Layout dataset rows
══════════
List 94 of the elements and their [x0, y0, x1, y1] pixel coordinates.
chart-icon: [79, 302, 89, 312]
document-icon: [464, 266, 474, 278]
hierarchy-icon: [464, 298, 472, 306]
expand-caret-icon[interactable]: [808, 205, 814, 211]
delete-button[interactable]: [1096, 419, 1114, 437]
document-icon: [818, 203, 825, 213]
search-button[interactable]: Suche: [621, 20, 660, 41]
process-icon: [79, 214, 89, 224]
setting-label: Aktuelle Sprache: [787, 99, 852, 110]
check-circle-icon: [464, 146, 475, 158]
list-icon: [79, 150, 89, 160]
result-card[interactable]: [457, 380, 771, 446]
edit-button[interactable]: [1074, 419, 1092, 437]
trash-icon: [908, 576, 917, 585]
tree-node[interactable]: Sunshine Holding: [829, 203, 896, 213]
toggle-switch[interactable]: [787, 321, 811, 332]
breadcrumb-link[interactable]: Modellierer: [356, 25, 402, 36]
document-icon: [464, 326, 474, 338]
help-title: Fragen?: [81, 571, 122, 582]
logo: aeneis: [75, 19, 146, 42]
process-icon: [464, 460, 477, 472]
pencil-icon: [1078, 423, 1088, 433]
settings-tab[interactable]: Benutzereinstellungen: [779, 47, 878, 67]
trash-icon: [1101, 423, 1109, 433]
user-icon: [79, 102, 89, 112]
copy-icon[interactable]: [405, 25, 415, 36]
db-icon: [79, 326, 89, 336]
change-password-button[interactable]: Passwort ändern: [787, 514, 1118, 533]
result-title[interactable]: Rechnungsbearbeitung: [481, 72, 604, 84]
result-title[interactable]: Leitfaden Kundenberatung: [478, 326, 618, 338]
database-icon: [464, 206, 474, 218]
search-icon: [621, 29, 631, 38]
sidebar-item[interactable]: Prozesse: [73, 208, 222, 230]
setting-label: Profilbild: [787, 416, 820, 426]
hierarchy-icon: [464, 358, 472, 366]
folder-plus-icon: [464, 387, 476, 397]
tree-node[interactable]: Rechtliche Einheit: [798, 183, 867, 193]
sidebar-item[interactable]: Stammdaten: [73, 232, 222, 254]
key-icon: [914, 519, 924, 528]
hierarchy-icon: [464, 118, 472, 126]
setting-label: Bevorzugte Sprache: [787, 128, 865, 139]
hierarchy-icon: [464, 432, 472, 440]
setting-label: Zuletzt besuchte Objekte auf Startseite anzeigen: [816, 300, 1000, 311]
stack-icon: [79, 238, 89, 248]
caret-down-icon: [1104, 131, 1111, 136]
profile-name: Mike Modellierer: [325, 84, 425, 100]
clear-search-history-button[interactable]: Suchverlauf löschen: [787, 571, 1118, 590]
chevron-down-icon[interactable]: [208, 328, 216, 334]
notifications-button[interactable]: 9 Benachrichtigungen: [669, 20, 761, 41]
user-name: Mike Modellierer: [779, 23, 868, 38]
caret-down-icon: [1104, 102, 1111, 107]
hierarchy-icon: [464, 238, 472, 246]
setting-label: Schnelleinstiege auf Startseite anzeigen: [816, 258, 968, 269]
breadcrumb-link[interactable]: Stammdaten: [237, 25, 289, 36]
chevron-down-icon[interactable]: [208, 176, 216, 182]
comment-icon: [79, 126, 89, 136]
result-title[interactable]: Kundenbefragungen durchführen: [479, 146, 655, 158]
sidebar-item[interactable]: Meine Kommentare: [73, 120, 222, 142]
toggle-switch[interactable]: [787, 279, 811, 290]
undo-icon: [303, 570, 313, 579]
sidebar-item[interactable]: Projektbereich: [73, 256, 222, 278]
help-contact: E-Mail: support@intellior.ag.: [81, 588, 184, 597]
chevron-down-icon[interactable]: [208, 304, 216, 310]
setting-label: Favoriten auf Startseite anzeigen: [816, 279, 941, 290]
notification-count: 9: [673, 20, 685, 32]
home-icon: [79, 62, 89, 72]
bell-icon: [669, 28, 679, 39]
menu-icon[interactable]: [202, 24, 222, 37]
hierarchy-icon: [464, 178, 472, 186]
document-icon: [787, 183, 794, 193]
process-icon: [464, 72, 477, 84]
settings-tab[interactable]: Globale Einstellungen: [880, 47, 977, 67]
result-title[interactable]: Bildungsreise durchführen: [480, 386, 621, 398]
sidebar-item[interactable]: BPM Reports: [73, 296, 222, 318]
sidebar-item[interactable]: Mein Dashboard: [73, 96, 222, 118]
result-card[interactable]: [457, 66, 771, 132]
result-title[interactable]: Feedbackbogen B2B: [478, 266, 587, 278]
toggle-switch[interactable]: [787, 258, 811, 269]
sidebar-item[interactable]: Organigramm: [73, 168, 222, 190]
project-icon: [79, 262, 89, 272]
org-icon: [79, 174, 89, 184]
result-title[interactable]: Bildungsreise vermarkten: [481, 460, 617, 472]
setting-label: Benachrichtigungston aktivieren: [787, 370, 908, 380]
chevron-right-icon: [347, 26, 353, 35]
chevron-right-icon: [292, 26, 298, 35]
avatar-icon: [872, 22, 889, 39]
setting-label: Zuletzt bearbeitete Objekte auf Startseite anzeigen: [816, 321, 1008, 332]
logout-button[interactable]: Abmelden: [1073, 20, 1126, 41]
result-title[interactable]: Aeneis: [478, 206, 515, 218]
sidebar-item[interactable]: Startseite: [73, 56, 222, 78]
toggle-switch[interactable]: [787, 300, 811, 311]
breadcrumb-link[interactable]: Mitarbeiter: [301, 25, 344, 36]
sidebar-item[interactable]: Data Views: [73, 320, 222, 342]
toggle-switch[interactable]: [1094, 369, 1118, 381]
══════════
Please lay out every row above as a numbered list, leaving out any blank lines.

**TASK OUTPUT:**
1. List 94 of the elements and their [x0, y0, x1, y1] pixel coordinates.
2. chart-icon: [79, 302, 89, 312]
3. document-icon: [464, 266, 474, 278]
4. hierarchy-icon: [464, 298, 472, 306]
5. expand-caret-icon[interactable]: [808, 205, 814, 211]
6. delete-button[interactable]: [1096, 419, 1114, 437]
7. document-icon: [818, 203, 825, 213]
8. search-button[interactable]: Suche: [621, 20, 660, 41]
9. process-icon: [79, 214, 89, 224]
10. setting-label: Aktuelle Sprache: [787, 99, 852, 110]
11. check-circle-icon: [464, 146, 475, 158]
12. list-icon: [79, 150, 89, 160]
13. result-card[interactable]: [457, 380, 771, 446]
14. edit-button[interactable]: [1074, 419, 1092, 437]
15. trash-icon: [908, 576, 917, 585]
16. tree-node[interactable]: Sunshine Holding: [829, 203, 896, 213]
17. toggle-switch[interactable]: [787, 321, 811, 332]
18. breadcrumb-link[interactable]: Modellierer: [356, 25, 402, 36]
19. document-icon: [464, 326, 474, 338]
20. help-title: Fragen?: [81, 571, 122, 582]
21. logo: aeneis: [75, 19, 146, 42]
22. process-icon: [464, 460, 477, 472]
23. pencil-icon: [1078, 423, 1088, 433]
24. settings-tab[interactable]: Benutzereinstellungen: [779, 47, 878, 67]
25. trash-icon: [1101, 423, 1109, 433]
26. user-icon: [79, 102, 89, 112]
27. copy-icon[interactable]: [405, 25, 415, 36]
28. db-icon: [79, 326, 89, 336]
29. change-password-button[interactable]: Passwort ändern: [787, 514, 1118, 533]
30. result-title[interactable]: Rechnungsbearbeitung: [481, 72, 604, 84]
31. result-title[interactable]: Leitfaden Kundenberatung: [478, 326, 618, 338]
32. database-icon: [464, 206, 474, 218]
33. search-icon: [621, 29, 631, 38]
34. sidebar-item[interactable]: Prozesse: [73, 208, 222, 230]
35. setting-label: Profilbild: [787, 416, 820, 426]
36. hierarchy-icon: [464, 358, 472, 366]
37. folder-plus-icon: [464, 387, 476, 397]
38. tree-node[interactable]: Rechtliche Einheit: [798, 183, 867, 193]
39. sidebar-item[interactable]: Stammdaten: [73, 232, 222, 254]
40. key-icon: [914, 519, 924, 528]
41. hierarchy-icon: [464, 118, 472, 126]
42. setting-label: Bevorzugte Sprache: [787, 128, 865, 139]
43. hierarchy-icon: [464, 432, 472, 440]
44. setting-label: Zuletzt besuchte Objekte auf Startseite anzeigen: [816, 300, 1000, 311]
45. stack-icon: [79, 238, 89, 248]
46. caret-down-icon: [1104, 131, 1111, 136]
47. profile-name: Mike Modellierer: [325, 84, 425, 100]
48. clear-search-history-button[interactable]: Suchverlauf löschen: [787, 571, 1118, 590]
49. chevron-down-icon[interactable]: [208, 328, 216, 334]
50. notifications-button[interactable]: 9 Benachrichtigungen: [669, 20, 761, 41]
51. user-name: Mike Modellierer: [779, 23, 868, 38]
52. caret-down-icon: [1104, 102, 1111, 107]
53. hierarchy-icon: [464, 238, 472, 246]
54. setting-label: Schnelleinstiege auf Startseite anzeigen: [816, 258, 968, 269]
55. breadcrumb-link[interactable]: Stammdaten: [237, 25, 289, 36]
56. chevron-down-icon[interactable]: [208, 176, 216, 182]
57. comment-icon: [79, 126, 89, 136]
58. result-title[interactable]: Kundenbefragungen durchführen: [479, 146, 655, 158]
59. sidebar-item[interactable]: Meine Kommentare: [73, 120, 222, 142]
60. toggle-switch[interactable]: [787, 279, 811, 290]
61. undo-icon: [303, 570, 313, 579]
62. sidebar-item[interactable]: Projektbereich: [73, 256, 222, 278]
63. help-contact: E-Mail: support@intellior.ag.: [81, 588, 184, 597]
64. chevron-down-icon[interactable]: [208, 304, 216, 310]
65. setting-label: Favoriten auf Startseite anzeigen: [816, 279, 941, 290]
66. notification-count: 9: [673, 20, 685, 32]
67. home-icon: [79, 62, 89, 72]
68. bell-icon: [669, 28, 679, 39]
69. menu-icon[interactable]: [202, 24, 222, 37]
70. hierarchy-icon: [464, 178, 472, 186]
71. document-icon: [787, 183, 794, 193]
72. process-icon: [464, 72, 477, 84]
73. settings-tab[interactable]: Globale Einstellungen: [880, 47, 977, 67]
74. result-title[interactable]: Bildungsreise durchführen: [480, 386, 621, 398]
75. sidebar-item[interactable]: BPM Reports: [73, 296, 222, 318]
76. sidebar-item[interactable]: Mein Dashboard: [73, 96, 222, 118]
77. result-card[interactable]: [457, 66, 771, 132]
78. result-title[interactable]: Feedbackbogen B2B: [478, 266, 587, 278]
79. toggle-switch[interactable]: [787, 258, 811, 269]
80. sidebar-item[interactable]: Organigramm: [73, 168, 222, 190]
81. project-icon: [79, 262, 89, 272]
82. org-icon: [79, 174, 89, 184]
83. result-title[interactable]: Bildungsreise vermarkten: [481, 460, 617, 472]
84. setting-label: Benachrichtigungston aktivieren: [787, 370, 908, 380]
85. chevron-right-icon: [347, 26, 353, 35]
86. chevron-right-icon: [292, 26, 298, 35]
87. avatar-icon: [872, 22, 889, 39]
88. setting-label: Zuletzt bearbeitete Objekte auf Startseite anzeigen: [816, 321, 1008, 332]
89. logout-button[interactable]: Abmelden: [1073, 20, 1126, 41]
90. result-title[interactable]: Aeneis: [478, 206, 515, 218]
91. sidebar-item[interactable]: Startseite: [73, 56, 222, 78]
92. toggle-switch[interactable]: [787, 300, 811, 311]
93. breadcrumb-link[interactable]: Mitarbeiter: [301, 25, 344, 36]
94. sidebar-item[interactable]: Data Views: [73, 320, 222, 342]
95. toggle-switch[interactable]: [1094, 369, 1118, 381]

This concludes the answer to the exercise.